● **To do**
Would you restate the listing word for word, with the images omitted?
** Opening Information supplied block **
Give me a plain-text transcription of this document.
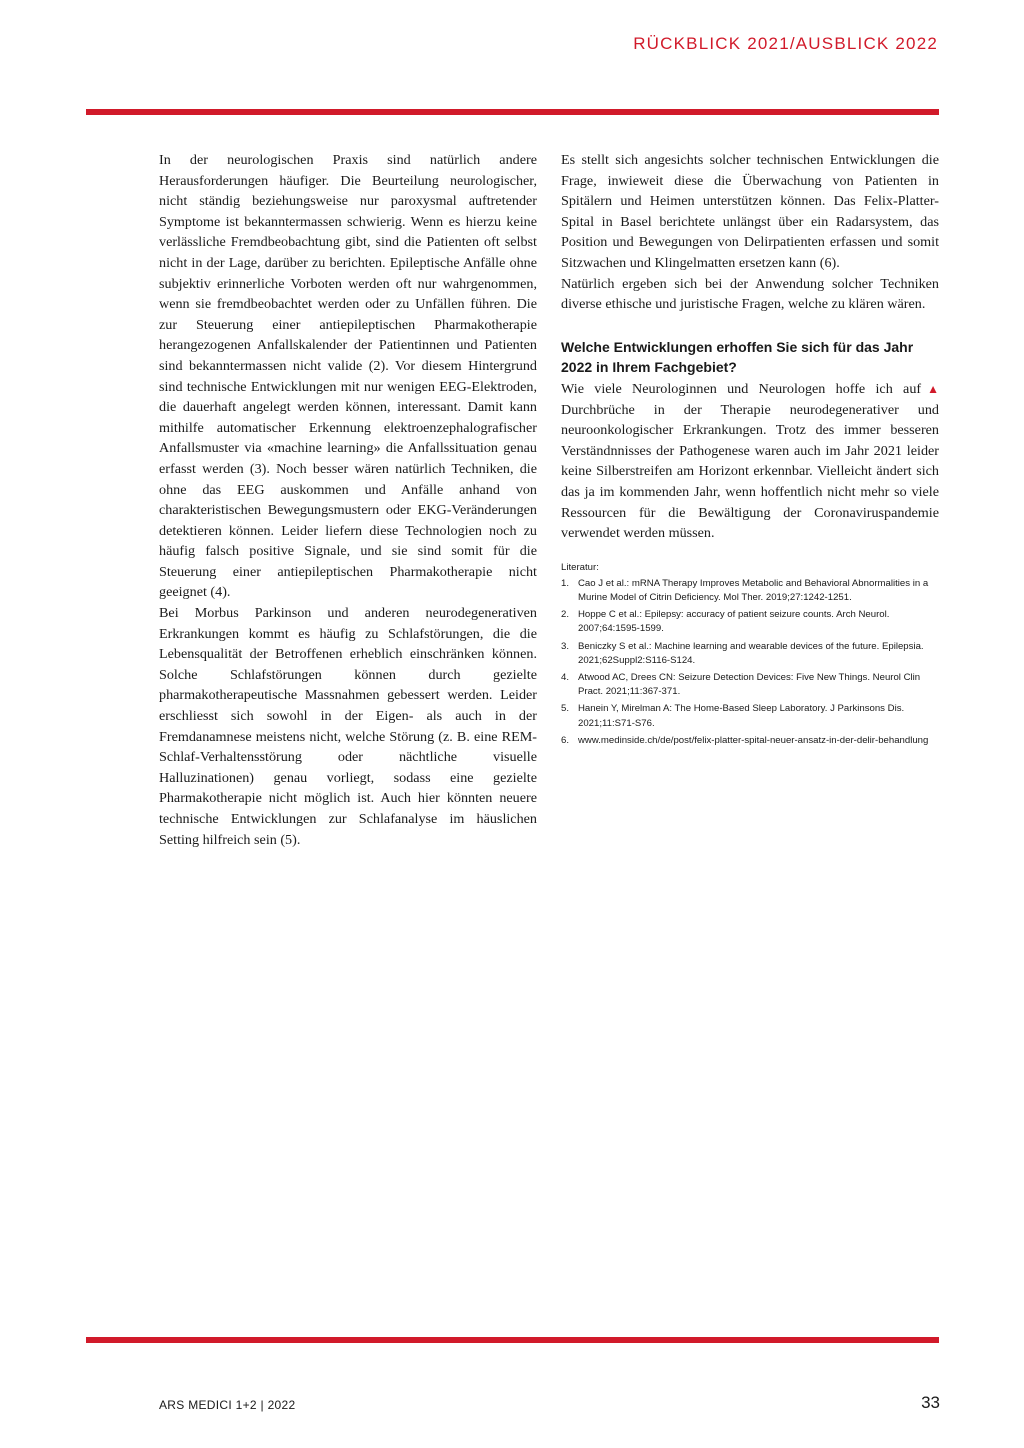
RÜCKBLICK 2021/AUSBLICK 2022

In der neurologischen Praxis sind natürlich andere Herausforderungen häufiger. Die Beurteilung neurologischer, nicht ständig beziehungsweise nur paroxysmal auftretender Symptome ist bekanntermassen schwierig. Wenn es hierzu keine verlässliche Fremdbeobachtung gibt, sind die Patienten oft selbst nicht in der Lage, darüber zu berichten. Epileptische Anfälle ohne subjektiv erinnerliche Vorboten werden oft nur wahrgenommen, wenn sie fremdbeobachtet werden oder zu Unfällen führen. Die zur Steuerung einer antiepileptischen Pharmakotherapie herangezogenen Anfallskalender der Patientinnen und Patienten sind bekanntermassen nicht valide (2). Vor diesem Hintergrund sind technische Entwicklungen mit nur wenigen EEG-Elektroden, die dauerhaft angelegt werden können, interessant. Damit kann mithilfe automatischer Erkennung elektroenzephalografischer Anfallsmuster via «machine learning» die Anfallssituation genau erfasst werden (3). Noch besser wären natürlich Techniken, die ohne das EEG auskommen und Anfälle anhand von charakteristischen Bewegungsmustern oder EKG-Veränderungen detektieren können. Leider liefern diese Technologien noch zu häufig falsch positive Signale, und sie sind somit für die Steuerung einer antiepileptischen Pharmakotherapie nicht geeignet (4).

Bei Morbus Parkinson und anderen neurodegenerativen Erkrankungen kommt es häufig zu Schlafstörungen, die die Lebensqualität der Betroffenen erheblich einschränken können. Solche Schlafstörungen können durch gezielte pharmakotherapeutische Massnahmen gebessert werden. Leider erschliesst sich sowohl in der Eigen- als auch in der Fremdanamnese meistens nicht, welche Störung (z. B. eine REM-Schlaf-Verhaltensstörung oder nächtliche visuelle Halluzinationen) genau vorliegt, sodass eine gezielte Pharmakotherapie nicht möglich ist. Auch hier könnten neuere technische Entwicklungen zur Schlafanalyse im häuslichen Setting hilfreich sein (5).

Es stellt sich angesichts solcher technischen Entwicklungen die Frage, inwieweit diese die Überwachung von Patienten in Spitälern und Heimen unterstützen können. Das Felix-Platter-Spital in Basel berichtete unlängst über ein Radarsystem, das Position und Bewegungen von Delirpatienten erfassen und somit Sitzwachen und Klingelmatten ersetzen kann (6).

Natürlich ergeben sich bei der Anwendung solcher Techniken diverse ethische und juristische Fragen, welche zu klären wären.

Welche Entwicklungen erhoffen Sie sich für das Jahr 2022 in Ihrem Fachgebiet?

▲
Wie viele Neurologinnen und Neurologen hoffe ich auf Durchbrüche in der Therapie neurodegenerativer und neuroonkologischer Erkrankungen. Trotz des immer besseren Verständnnisses der Pathogenese waren auch im Jahr 2021 leider keine Silberstreifen am Horizont erkennbar. Vielleicht ändert sich das ja im kommenden Jahr, wenn hoffentlich nicht mehr so viele Ressourcen für die Bewältigung der Coronaviruspandemie verwendet werden müssen.

Literatur:
1. Cao J et al.: mRNA Therapy Improves Metabolic and Behavioral Abnormalities in a Murine Model of Citrin Deficiency. Mol Ther. 2019;27:1242-1251.
2. Hoppe C et al.: Epilepsy: accuracy of patient seizure counts. Arch Neurol. 2007;64:1595-1599.
3. Beniczky S et al.: Machine learning and wearable devices of the future. Epilepsia. 2021;62Suppl2:S116-S124.
4. Atwood AC, Drees CN: Seizure Detection Devices: Five New Things. Neurol Clin Pract. 2021;11:367-371.
5. Hanein Y, Mirelman A: The Home-Based Sleep Laboratory. J Parkinsons Dis. 2021;11:S71-S76.
6. www.medinside.ch/de/post/felix-platter-spital-neuer-ansatz-in-der-delir-behandlung
ARS MEDICI 1+2 | 2022	33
** Closing Information supplied block **
● **Result of the task**
Give me a plain-text transcription of this document.
RÜCKBLICK 2021/AUSBLICK 2022

In der neurologischen Praxis sind natürlich andere Herausforderungen häufiger. Die Beurteilung neurologischer, nicht ständig beziehungsweise nur paroxysmal auftretender Symptome ist bekanntermassen schwierig. Wenn es hierzu keine verlässliche Fremdbeobachtung gibt, sind die Patienten oft selbst nicht in der Lage, darüber zu berichten. Epileptische Anfälle ohne subjektiv erinnerliche Vorboten werden oft nur wahrgenommen, wenn sie fremdbeobachtet werden oder zu Unfällen führen. Die zur Steuerung einer antiepileptischen Pharmakotherapie herangezogenen Anfallskalender der Patientinnen und Patienten sind bekanntermassen nicht valide (2). Vor diesem Hintergrund sind technische Entwicklungen mit nur wenigen EEG-Elektroden, die dauerhaft angelegt werden können, interessant. Damit kann mithilfe automatischer Erkennung elektroenzephalografischer Anfallsmuster via «machine learning» die Anfallssituation genau erfasst werden (3). Noch besser wären natürlich Techniken, die ohne das EEG auskommen und Anfälle anhand von charakteristischen Bewegungsmustern oder EKG-Veränderungen detektieren können. Leider liefern diese Technologien noch zu häufig falsch positive Signale, und sie sind somit für die Steuerung einer antiepileptischen Pharmakotherapie nicht geeignet (4).

Bei Morbus Parkinson und anderen neurodegenerativen Erkrankungen kommt es häufig zu Schlafstörungen, die die Lebensqualität der Betroffenen erheblich einschränken können. Solche Schlafstörungen können durch gezielte pharmakotherapeutische Massnahmen gebessert werden. Leider erschliesst sich sowohl in der Eigen- als auch in der Fremdanamnese meistens nicht, welche Störung (z. B. eine REM-Schlaf-Verhaltensstörung oder nächtliche visuelle Halluzinationen) genau vorliegt, sodass eine gezielte Pharmakotherapie nicht möglich ist. Auch hier könnten neuere technische Entwicklungen zur Schlafanalyse im häuslichen Setting hilfreich sein (5).

Es stellt sich angesichts solcher technischen Entwicklungen die Frage, inwieweit diese die Überwachung von Patienten in Spitälern und Heimen unterstützen können. Das Felix-Platter-Spital in Basel berichtete unlängst über ein Radarsystem, das Position und Bewegungen von Delirpatienten erfassen und somit Sitzwachen und Klingelmatten ersetzen kann (6).

Natürlich ergeben sich bei der Anwendung solcher Techniken diverse ethische und juristische Fragen, welche zu klären wären.

Welche Entwicklungen erhoffen Sie sich für das Jahr 2022 in Ihrem Fachgebiet?

▲
Wie viele Neurologinnen und Neurologen hoffe ich auf Durchbrüche in der Therapie neurodegenerativer und neuroonkologischer Erkrankungen. Trotz des immer besseren Verständnnisses der Pathogenese waren auch im Jahr 2021 leider keine Silberstreifen am Horizont erkennbar. Vielleicht ändert sich das ja im kommenden Jahr, wenn hoffentlich nicht mehr so viele Ressourcen für die Bewältigung der Coronaviruspandemie verwendet werden müssen.

Literatur:
1. Cao J et al.: mRNA Therapy Improves Metabolic and Behavioral Abnormalities in a Murine Model of Citrin Deficiency. Mol Ther. 2019;27:1242-1251.
2. Hoppe C et al.: Epilepsy: accuracy of patient seizure counts. Arch Neurol. 2007;64:1595-1599.
3. Beniczky S et al.: Machine learning and wearable devices of the future. Epilepsia. 2021;62Suppl2:S116-S124.
4. Atwood AC, Drees CN: Seizure Detection Devices: Five New Things. Neurol Clin Pract. 2021;11:367-371.
5. Hanein Y, Mirelman A: The Home-Based Sleep Laboratory. J Parkinsons Dis. 2021;11:S71-S76.
6. www.medinside.ch/de/post/felix-platter-spital-neuer-ansatz-in-der-delir-behandlung
ARS MEDICI 1+2 | 2022	33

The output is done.